Data provided>

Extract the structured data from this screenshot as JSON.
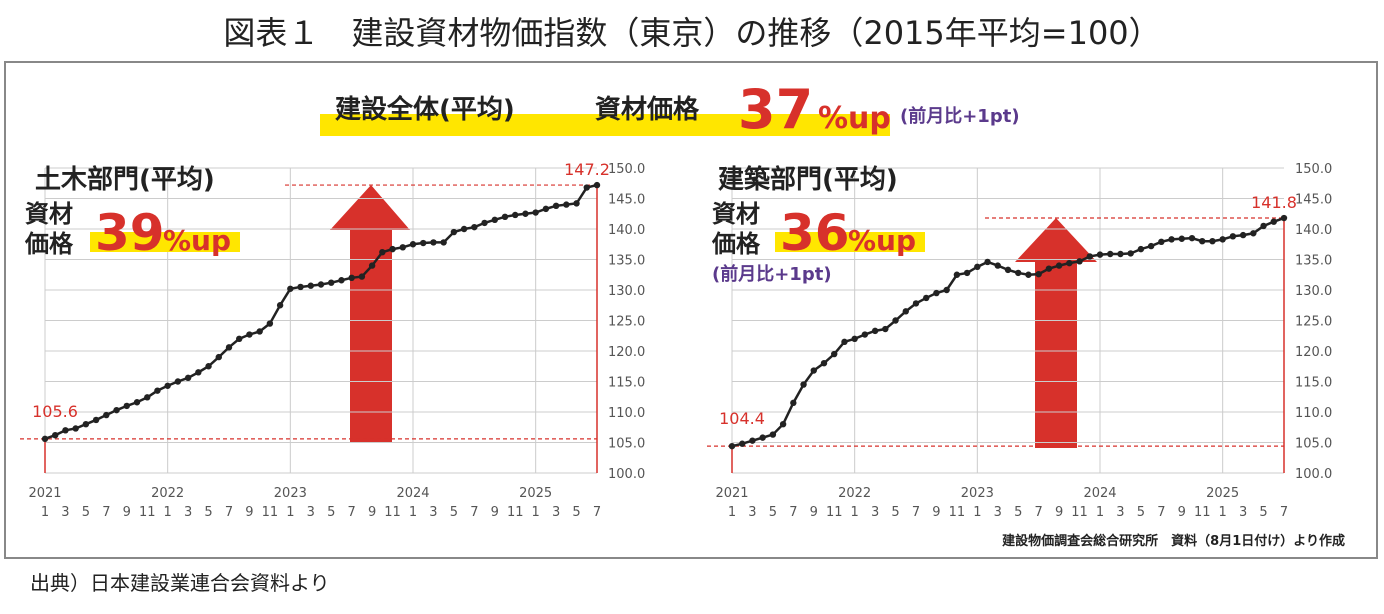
{
  "title": "図表１　建設資材物価指数（東京）の推移（2015年平均=100）",
  "banner": {
    "label": "建設全体(平均)",
    "item": "資材価格",
    "change": "37",
    "change_unit": "%up",
    "note": "(前月比+1pt)"
  },
  "source": "建設物価調査会総合研究所　資料（8月1日付け）より作成",
  "footer": "出典）日本建設業連合会資料より",
  "chart_data": [
    {
      "type": "line",
      "title": "土木部門(平均)",
      "highlight_lines": [
        "資材",
        "価格"
      ],
      "change": "39",
      "change_unit": "%up",
      "years": [
        "2021",
        "2022",
        "2023",
        "2024",
        "2025"
      ],
      "categories": [
        "1",
        null,
        "3",
        null,
        "5",
        null,
        "7",
        null,
        "9",
        null,
        "11",
        null,
        "1",
        null,
        "3",
        null,
        "5",
        null,
        "7",
        null,
        "9",
        null,
        "11",
        null,
        "1",
        null,
        "3",
        null,
        "5",
        null,
        "7",
        null,
        "9",
        null,
        "11",
        null,
        "1",
        null,
        "3",
        null,
        "5",
        null,
        "7",
        null,
        "9",
        null,
        "11",
        null,
        "1",
        null,
        "3",
        null,
        "5",
        null,
        "7"
      ],
      "series": [
        {
          "color": "#222222",
          "values": [
            105.6,
            106.2,
            107,
            107.3,
            108,
            108.7,
            109.5,
            110.3,
            111,
            111.6,
            112.4,
            113.5,
            114.3,
            115,
            115.6,
            116.5,
            117.5,
            119,
            120.6,
            122,
            122.7,
            123.2,
            124.5,
            127.5,
            130.2,
            130.5,
            130.7,
            130.9,
            131.2,
            131.6,
            132,
            132.2,
            134,
            136.2,
            136.7,
            137,
            137.5,
            137.7,
            137.8,
            137.8,
            139.5,
            140,
            140.3,
            141,
            141.5,
            142,
            142.3,
            142.5,
            142.7,
            143.3,
            143.8,
            144,
            144.2,
            146.8,
            147.2
          ]
        }
      ],
      "ylim": [
        100,
        150
      ],
      "yticks": [
        {
          "value": 100,
          "label": "100.0"
        },
        {
          "value": 105,
          "label": "105.0"
        },
        {
          "value": 110,
          "label": "110.0"
        },
        {
          "value": 115,
          "label": "115.0"
        },
        {
          "value": 120,
          "label": "120.0"
        },
        {
          "value": 125,
          "label": "125.0"
        },
        {
          "value": 130,
          "label": "130.0"
        },
        {
          "value": 135,
          "label": "135.0"
        },
        {
          "value": 140,
          "label": "140.0"
        },
        {
          "value": 145,
          "label": "145.0"
        },
        {
          "value": 150,
          "label": "150.0"
        }
      ],
      "grid": true
    },
    {
      "type": "line",
      "title": "建築部門(平均)",
      "highlight_lines": [
        "資材",
        "価格"
      ],
      "change": "36",
      "change_unit": "%up",
      "note": "(前月比+1pt)",
      "years": [
        "2021",
        "2022",
        "2023",
        "2024",
        "2025"
      ],
      "categories": [
        "1",
        null,
        "3",
        null,
        "5",
        null,
        "7",
        null,
        "9",
        null,
        "11",
        null,
        "1",
        null,
        "3",
        null,
        "5",
        null,
        "7",
        null,
        "9",
        null,
        "11",
        null,
        "1",
        null,
        "3",
        null,
        "5",
        null,
        "7",
        null,
        "9",
        null,
        "11",
        null,
        "1",
        null,
        "3",
        null,
        "5",
        null,
        "7",
        null,
        "9",
        null,
        "11",
        null,
        "1",
        null,
        "3",
        null,
        "5",
        null,
        "7"
      ],
      "series": [
        {
          "color": "#222222",
          "values": [
            104.4,
            104.8,
            105.3,
            105.8,
            106.3,
            108,
            111.5,
            114.5,
            116.8,
            118,
            119.5,
            121.5,
            122,
            122.7,
            123.3,
            123.6,
            125,
            126.5,
            127.8,
            128.7,
            129.5,
            130,
            132.5,
            132.8,
            133.8,
            134.6,
            134,
            133.3,
            132.8,
            132.5,
            132.6,
            133.5,
            134,
            134.4,
            134.7,
            135.5,
            135.8,
            135.9,
            135.9,
            136,
            136.7,
            137.2,
            137.9,
            138.3,
            138.4,
            138.5,
            138,
            138,
            138.3,
            138.8,
            139,
            139.3,
            140.5,
            141.2,
            141.8
          ]
        }
      ],
      "ylim": [
        100,
        150
      ],
      "yticks": [
        {
          "value": 100,
          "label": "100.0"
        },
        {
          "value": 105,
          "label": "105.0"
        },
        {
          "value": 110,
          "label": "110.0"
        },
        {
          "value": 115,
          "label": "115.0"
        },
        {
          "value": 120,
          "label": "120.0"
        },
        {
          "value": 125,
          "label": "125.0"
        },
        {
          "value": 130,
          "label": "130.0"
        },
        {
          "value": 135,
          "label": "135.0"
        },
        {
          "value": 140,
          "label": "140.0"
        },
        {
          "value": 145,
          "label": "145.0"
        },
        {
          "value": 150,
          "label": "150.0"
        }
      ],
      "grid": true
    }
  ]
}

The request> Print the whole listing above once more, word for word, without its pictures.

Right answer>
Extract the structured data from this screenshot as JSON.
{
  "title": "図表１　建設資材物価指数（東京）の推移（2015年平均=100）",
  "banner": {
    "label": "建設全体(平均)",
    "item": "資材価格",
    "change": "37",
    "change_unit": "%up",
    "note": "(前月比+1pt)"
  },
  "source": "建設物価調査会総合研究所　資料（8月1日付け）より作成",
  "footer": "出典）日本建設業連合会資料より",
  "chart_data": [
    {
      "type": "line",
      "title": "土木部門(平均)",
      "highlight_lines": [
        "資材",
        "価格"
      ],
      "change": "39",
      "change_unit": "%up",
      "years": [
        "2021",
        "2022",
        "2023",
        "2024",
        "2025"
      ],
      "categories": [
        "1",
        null,
        "3",
        null,
        "5",
        null,
        "7",
        null,
        "9",
        null,
        "11",
        null,
        "1",
        null,
        "3",
        null,
        "5",
        null,
        "7",
        null,
        "9",
        null,
        "11",
        null,
        "1",
        null,
        "3",
        null,
        "5",
        null,
        "7",
        null,
        "9",
        null,
        "11",
        null,
        "1",
        null,
        "3",
        null,
        "5",
        null,
        "7",
        null,
        "9",
        null,
        "11",
        null,
        "1",
        null,
        "3",
        null,
        "5",
        null,
        "7"
      ],
      "series": [
        {
          "color": "#222222",
          "values": [
            105.6,
            106.2,
            107,
            107.3,
            108,
            108.7,
            109.5,
            110.3,
            111,
            111.6,
            112.4,
            113.5,
            114.3,
            115,
            115.6,
            116.5,
            117.5,
            119,
            120.6,
            122,
            122.7,
            123.2,
            124.5,
            127.5,
            130.2,
            130.5,
            130.7,
            130.9,
            131.2,
            131.6,
            132,
            132.2,
            134,
            136.2,
            136.7,
            137,
            137.5,
            137.7,
            137.8,
            137.8,
            139.5,
            140,
            140.3,
            141,
            141.5,
            142,
            142.3,
            142.5,
            142.7,
            143.3,
            143.8,
            144,
            144.2,
            146.8,
            147.2
          ]
        }
      ],
      "ylim": [
        100,
        150
      ],
      "yticks": [
        {
          "value": 100,
          "label": "100.0"
        },
        {
          "value": 105,
          "label": "105.0"
        },
        {
          "value": 110,
          "label": "110.0"
        },
        {
          "value": 115,
          "label": "115.0"
        },
        {
          "value": 120,
          "label": "120.0"
        },
        {
          "value": 125,
          "label": "125.0"
        },
        {
          "value": 130,
          "label": "130.0"
        },
        {
          "value": 135,
          "label": "135.0"
        },
        {
          "value": 140,
          "label": "140.0"
        },
        {
          "value": 145,
          "label": "145.0"
        },
        {
          "value": 150,
          "label": "150.0"
        }
      ],
      "grid": true
    },
    {
      "type": "line",
      "title": "建築部門(平均)",
      "highlight_lines": [
        "資材",
        "価格"
      ],
      "change": "36",
      "change_unit": "%up",
      "note": "(前月比+1pt)",
      "years": [
        "2021",
        "2022",
        "2023",
        "2024",
        "2025"
      ],
      "categories": [
        "1",
        null,
        "3",
        null,
        "5",
        null,
        "7",
        null,
        "9",
        null,
        "11",
        null,
        "1",
        null,
        "3",
        null,
        "5",
        null,
        "7",
        null,
        "9",
        null,
        "11",
        null,
        "1",
        null,
        "3",
        null,
        "5",
        null,
        "7",
        null,
        "9",
        null,
        "11",
        null,
        "1",
        null,
        "3",
        null,
        "5",
        null,
        "7",
        null,
        "9",
        null,
        "11",
        null,
        "1",
        null,
        "3",
        null,
        "5",
        null,
        "7"
      ],
      "series": [
        {
          "color": "#222222",
          "values": [
            104.4,
            104.8,
            105.3,
            105.8,
            106.3,
            108,
            111.5,
            114.5,
            116.8,
            118,
            119.5,
            121.5,
            122,
            122.7,
            123.3,
            123.6,
            125,
            126.5,
            127.8,
            128.7,
            129.5,
            130,
            132.5,
            132.8,
            133.8,
            134.6,
            134,
            133.3,
            132.8,
            132.5,
            132.6,
            133.5,
            134,
            134.4,
            134.7,
            135.5,
            135.8,
            135.9,
            135.9,
            136,
            136.7,
            137.2,
            137.9,
            138.3,
            138.4,
            138.5,
            138,
            138,
            138.3,
            138.8,
            139,
            139.3,
            140.5,
            141.2,
            141.8
          ]
        }
      ],
      "ylim": [
        100,
        150
      ],
      "yticks": [
        {
          "value": 100,
          "label": "100.0"
        },
        {
          "value": 105,
          "label": "105.0"
        },
        {
          "value": 110,
          "label": "110.0"
        },
        {
          "value": 115,
          "label": "115.0"
        },
        {
          "value": 120,
          "label": "120.0"
        },
        {
          "value": 125,
          "label": "125.0"
        },
        {
          "value": 130,
          "label": "130.0"
        },
        {
          "value": 135,
          "label": "135.0"
        },
        {
          "value": 140,
          "label": "140.0"
        },
        {
          "value": 145,
          "label": "145.0"
        },
        {
          "value": 150,
          "label": "150.0"
        }
      ],
      "grid": true
    }
  ]
}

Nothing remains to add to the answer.